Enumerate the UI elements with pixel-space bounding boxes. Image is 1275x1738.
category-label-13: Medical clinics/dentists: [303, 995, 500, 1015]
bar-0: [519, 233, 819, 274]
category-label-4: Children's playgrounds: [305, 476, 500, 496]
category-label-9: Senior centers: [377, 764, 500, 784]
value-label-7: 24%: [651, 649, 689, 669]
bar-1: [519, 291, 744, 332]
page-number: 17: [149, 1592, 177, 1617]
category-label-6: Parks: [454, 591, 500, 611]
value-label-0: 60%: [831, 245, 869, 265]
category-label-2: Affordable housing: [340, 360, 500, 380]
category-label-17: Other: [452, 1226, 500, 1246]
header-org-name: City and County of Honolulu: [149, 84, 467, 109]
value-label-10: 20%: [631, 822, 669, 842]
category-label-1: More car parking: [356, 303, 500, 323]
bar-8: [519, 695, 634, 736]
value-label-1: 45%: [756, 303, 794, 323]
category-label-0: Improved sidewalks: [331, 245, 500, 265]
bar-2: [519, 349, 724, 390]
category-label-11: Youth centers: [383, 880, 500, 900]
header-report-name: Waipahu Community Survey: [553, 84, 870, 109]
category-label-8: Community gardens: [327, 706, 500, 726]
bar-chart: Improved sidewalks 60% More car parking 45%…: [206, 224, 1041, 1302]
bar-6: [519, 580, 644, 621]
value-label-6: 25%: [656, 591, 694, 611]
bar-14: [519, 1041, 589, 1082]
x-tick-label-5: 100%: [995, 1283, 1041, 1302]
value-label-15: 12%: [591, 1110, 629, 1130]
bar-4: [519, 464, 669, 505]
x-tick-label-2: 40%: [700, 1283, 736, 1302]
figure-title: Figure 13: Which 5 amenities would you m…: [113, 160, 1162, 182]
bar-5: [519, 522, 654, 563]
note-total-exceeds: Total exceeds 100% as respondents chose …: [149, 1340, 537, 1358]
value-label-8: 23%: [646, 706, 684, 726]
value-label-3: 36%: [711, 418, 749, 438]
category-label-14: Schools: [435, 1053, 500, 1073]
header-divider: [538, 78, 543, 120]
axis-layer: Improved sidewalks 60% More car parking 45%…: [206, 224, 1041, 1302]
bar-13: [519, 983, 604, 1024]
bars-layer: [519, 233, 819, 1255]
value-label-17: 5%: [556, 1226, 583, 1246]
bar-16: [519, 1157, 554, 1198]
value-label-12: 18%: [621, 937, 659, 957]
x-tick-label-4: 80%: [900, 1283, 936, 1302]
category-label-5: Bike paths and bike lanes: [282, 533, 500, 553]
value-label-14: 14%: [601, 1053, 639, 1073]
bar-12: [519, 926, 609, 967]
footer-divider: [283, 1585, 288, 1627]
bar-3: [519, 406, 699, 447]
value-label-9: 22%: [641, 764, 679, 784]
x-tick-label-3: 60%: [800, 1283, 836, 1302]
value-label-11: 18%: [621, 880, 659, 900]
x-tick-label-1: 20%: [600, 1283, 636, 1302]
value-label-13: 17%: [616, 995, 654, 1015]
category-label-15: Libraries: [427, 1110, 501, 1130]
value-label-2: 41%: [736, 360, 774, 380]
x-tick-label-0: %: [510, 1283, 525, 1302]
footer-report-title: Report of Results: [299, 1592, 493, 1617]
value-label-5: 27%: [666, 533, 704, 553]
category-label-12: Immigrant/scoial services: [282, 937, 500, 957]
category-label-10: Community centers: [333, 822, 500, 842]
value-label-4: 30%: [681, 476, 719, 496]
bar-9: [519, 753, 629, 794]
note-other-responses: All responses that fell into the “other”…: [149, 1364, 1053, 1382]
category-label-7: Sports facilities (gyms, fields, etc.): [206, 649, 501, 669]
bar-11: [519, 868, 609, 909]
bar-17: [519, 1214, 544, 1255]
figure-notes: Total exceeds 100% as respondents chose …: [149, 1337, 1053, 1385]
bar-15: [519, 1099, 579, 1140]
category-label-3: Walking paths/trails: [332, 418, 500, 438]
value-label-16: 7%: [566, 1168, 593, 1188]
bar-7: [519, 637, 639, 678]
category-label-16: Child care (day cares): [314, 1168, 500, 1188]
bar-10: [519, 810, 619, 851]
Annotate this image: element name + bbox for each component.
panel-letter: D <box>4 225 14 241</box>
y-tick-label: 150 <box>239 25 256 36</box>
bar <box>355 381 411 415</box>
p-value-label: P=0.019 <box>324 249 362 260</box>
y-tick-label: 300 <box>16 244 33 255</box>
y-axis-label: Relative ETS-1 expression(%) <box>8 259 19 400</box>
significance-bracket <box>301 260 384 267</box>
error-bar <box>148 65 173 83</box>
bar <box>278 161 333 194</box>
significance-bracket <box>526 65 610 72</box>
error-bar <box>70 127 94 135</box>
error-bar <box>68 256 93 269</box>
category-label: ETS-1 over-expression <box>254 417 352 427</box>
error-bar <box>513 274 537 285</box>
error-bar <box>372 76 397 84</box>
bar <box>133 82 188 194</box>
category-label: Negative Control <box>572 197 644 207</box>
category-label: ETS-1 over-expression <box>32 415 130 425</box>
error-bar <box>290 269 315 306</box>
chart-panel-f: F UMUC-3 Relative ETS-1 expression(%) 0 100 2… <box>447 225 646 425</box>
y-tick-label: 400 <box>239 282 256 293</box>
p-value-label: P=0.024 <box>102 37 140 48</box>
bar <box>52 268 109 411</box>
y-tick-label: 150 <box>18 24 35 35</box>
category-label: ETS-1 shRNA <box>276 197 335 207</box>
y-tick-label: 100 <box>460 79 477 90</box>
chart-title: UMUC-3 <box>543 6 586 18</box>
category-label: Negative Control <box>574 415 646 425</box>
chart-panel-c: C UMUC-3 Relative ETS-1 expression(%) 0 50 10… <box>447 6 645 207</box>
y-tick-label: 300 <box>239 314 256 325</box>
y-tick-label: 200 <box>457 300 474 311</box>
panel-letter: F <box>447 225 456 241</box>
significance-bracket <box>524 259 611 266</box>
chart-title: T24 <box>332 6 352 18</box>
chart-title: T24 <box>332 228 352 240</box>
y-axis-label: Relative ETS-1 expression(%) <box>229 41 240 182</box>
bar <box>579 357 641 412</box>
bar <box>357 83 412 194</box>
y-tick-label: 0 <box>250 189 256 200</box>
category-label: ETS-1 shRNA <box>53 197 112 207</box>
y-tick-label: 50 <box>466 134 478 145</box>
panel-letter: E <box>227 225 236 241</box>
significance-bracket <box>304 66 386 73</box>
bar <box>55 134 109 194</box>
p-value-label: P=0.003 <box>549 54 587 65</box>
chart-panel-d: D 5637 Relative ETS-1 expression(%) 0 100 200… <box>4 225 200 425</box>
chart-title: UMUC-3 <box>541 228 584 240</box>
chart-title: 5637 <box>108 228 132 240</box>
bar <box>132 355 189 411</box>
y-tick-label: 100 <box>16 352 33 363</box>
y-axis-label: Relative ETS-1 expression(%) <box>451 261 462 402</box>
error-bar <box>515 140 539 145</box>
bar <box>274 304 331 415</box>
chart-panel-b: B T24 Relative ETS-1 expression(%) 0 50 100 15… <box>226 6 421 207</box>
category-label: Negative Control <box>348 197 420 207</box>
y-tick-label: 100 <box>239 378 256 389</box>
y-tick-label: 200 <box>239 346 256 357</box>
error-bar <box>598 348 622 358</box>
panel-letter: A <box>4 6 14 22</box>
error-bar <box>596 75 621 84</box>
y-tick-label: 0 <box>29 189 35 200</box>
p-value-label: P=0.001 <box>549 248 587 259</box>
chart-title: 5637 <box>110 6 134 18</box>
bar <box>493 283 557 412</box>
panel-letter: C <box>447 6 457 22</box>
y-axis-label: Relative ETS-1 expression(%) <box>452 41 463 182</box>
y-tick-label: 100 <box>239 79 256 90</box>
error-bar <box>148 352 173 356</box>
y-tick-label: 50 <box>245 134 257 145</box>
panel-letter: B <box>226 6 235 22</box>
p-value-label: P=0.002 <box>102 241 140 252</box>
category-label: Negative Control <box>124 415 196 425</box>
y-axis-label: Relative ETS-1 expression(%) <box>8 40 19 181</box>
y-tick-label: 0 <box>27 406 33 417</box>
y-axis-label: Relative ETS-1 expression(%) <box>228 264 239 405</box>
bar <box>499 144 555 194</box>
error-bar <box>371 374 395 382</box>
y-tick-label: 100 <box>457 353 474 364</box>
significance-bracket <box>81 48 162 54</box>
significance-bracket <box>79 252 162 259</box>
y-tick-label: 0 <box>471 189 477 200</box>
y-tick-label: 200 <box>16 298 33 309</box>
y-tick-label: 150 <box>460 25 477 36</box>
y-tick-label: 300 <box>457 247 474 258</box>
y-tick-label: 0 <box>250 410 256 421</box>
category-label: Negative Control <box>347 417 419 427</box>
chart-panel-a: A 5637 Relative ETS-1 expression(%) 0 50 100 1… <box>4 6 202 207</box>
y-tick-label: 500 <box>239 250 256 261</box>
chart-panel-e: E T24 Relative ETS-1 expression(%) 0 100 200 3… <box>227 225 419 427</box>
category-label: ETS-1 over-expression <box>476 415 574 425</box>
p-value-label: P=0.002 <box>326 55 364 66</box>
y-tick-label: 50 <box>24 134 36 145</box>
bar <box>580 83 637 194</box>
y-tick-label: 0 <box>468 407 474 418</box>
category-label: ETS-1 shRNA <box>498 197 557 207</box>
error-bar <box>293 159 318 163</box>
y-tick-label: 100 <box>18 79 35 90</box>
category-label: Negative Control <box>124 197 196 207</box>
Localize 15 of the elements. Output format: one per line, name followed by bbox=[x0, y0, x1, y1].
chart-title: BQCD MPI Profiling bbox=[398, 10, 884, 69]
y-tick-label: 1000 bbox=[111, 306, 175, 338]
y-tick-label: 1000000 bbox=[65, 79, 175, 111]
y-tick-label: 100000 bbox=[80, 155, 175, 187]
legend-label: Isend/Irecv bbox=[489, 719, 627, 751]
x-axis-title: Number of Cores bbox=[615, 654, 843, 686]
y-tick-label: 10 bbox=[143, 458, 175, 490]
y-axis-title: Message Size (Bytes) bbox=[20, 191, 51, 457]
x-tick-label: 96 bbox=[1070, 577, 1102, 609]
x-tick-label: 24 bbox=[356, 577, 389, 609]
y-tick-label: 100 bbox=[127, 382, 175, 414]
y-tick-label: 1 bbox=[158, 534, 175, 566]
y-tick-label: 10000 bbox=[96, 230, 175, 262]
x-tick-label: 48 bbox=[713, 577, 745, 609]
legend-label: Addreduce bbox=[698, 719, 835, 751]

_ _ _ _ _ _ _

### Task goal
Copy out the records from their first line through the line that contains "category-label-6: Parks: [454, 591, 500, 611]", including both of those lines.

### Completed task
Enumerate the UI elements with pixel-space bounding boxes. Image is 1275x1738.
category-label-13: Medical clinics/dentists: [303, 995, 500, 1015]
bar-0: [519, 233, 819, 274]
category-label-4: Children's playgrounds: [305, 476, 500, 496]
category-label-9: Senior centers: [377, 764, 500, 784]
value-label-7: 24%: [651, 649, 689, 669]
bar-1: [519, 291, 744, 332]
page-number: 17: [149, 1592, 177, 1617]
category-label-6: Parks: [454, 591, 500, 611]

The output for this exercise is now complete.